Página:
◇ ◇ ◇ ◇ ◇ ◇ ◇

Há um longo caminho ainda a fazer em matéria de igualdade de género

Assinalando o seu terceiro aniversário, o Acção Socialista Digital convidou a jornalista Maria Elisa para conduzir uma entrevista ao Secretário-geral do PS e primeiro-ministro, António Costa, que foi realizada em direto, na passada sexta-feira, na sede nacional do PS.
Há um longo caminho ainda a fazer em matéria de igualdade de género

Uma excelente e estimulante conversa, da qual publicamos hoje a primeira parte, onde as questões das desigualdades de género ainda persistentes na sociedade portuguesa, do emprego e das qualificações, do ensino e da justiça, foram temas em destaque.

A desigualdade é um tema que tem estado muito presente. E começaríamos pela desigualdade de género, lembrando o dia de ontem [8 de março, Dia Internacional da Mulher], em que almoçou com as mulheres do seu Executivo. A propósito, o senhor só tem três ministras e são 17 Ministros.

Manifestamente são poucas e, claramente, há um desequilíbrio grande. Tem a ver com fatores diversos, desde logo de um caminho que tem de se ir fazendo para aumentar o número de mulheres ativamente a participar na vida política. Já se fez, nos últimos 20 anos, desde que António Guterres introduziu a lei da paridade, um grande caminho. Hoje, pela primeira vez, quer na Assembleia da República, quer nas câmaras, quer no Parlamento Europeu, há uma representação superior a 33% de mulheres.

◇ ◇ ◇ ◇ ◇ ◇ ◇

Tarefa proposta:
As afirmações seguintes estão de acordo com o texto sobre igualdade de género? Responda sim ou não a cada uma e cite as palavras do texto que o decidem. (a) A entrevista foi feita em direto na sede nacional do PS. (b) O Executivo conta com cinco ministras. (c) Foi António Guterres quem introduziu a lei da paridade. As linhas são material à parte, sem ligação ao texto.

Material fornecido:
◇ ◇ ◇ ◇ ◇ ◇ ◇

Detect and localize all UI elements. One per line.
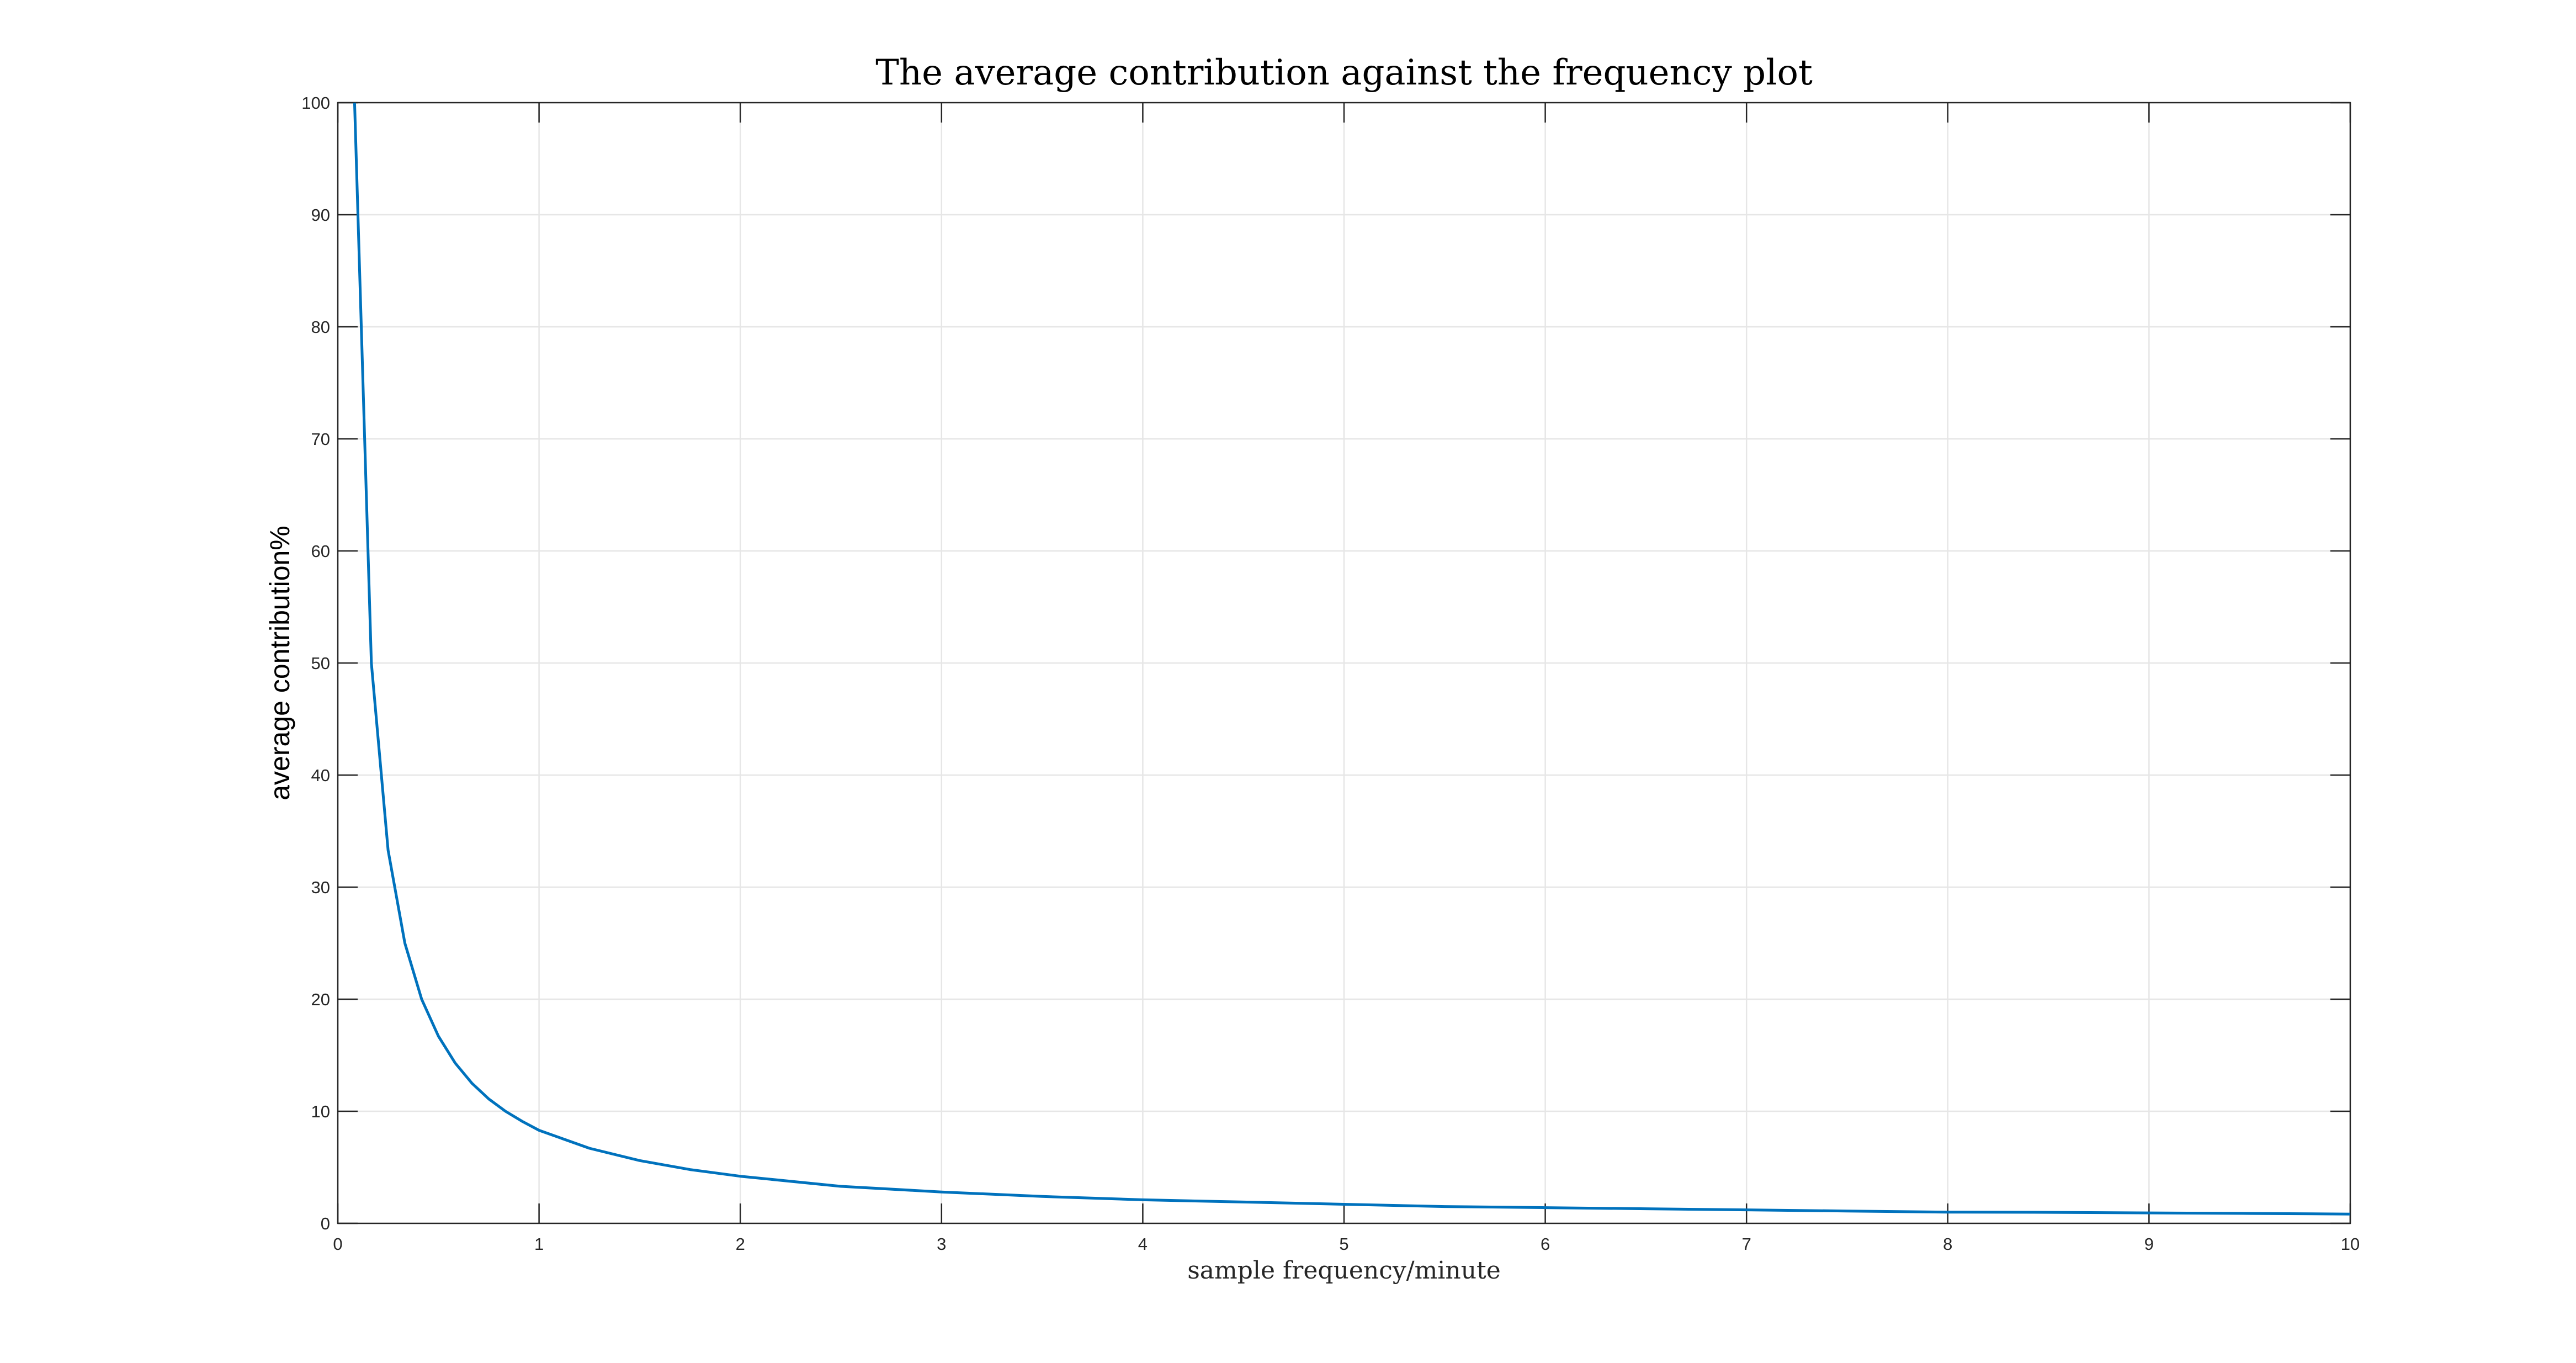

◇ ◇ ◇ ◇ ◇ ◇ ◇

Resposta:
(a) Sim: "que foi realizada em direto, na passada sexta-feira, na sede nacional do PS"
(b) Não: "o senhor só tem três ministras e são 17 Ministros"
(c) Sim: "desde que António Guterres introduziu a lei da paridade"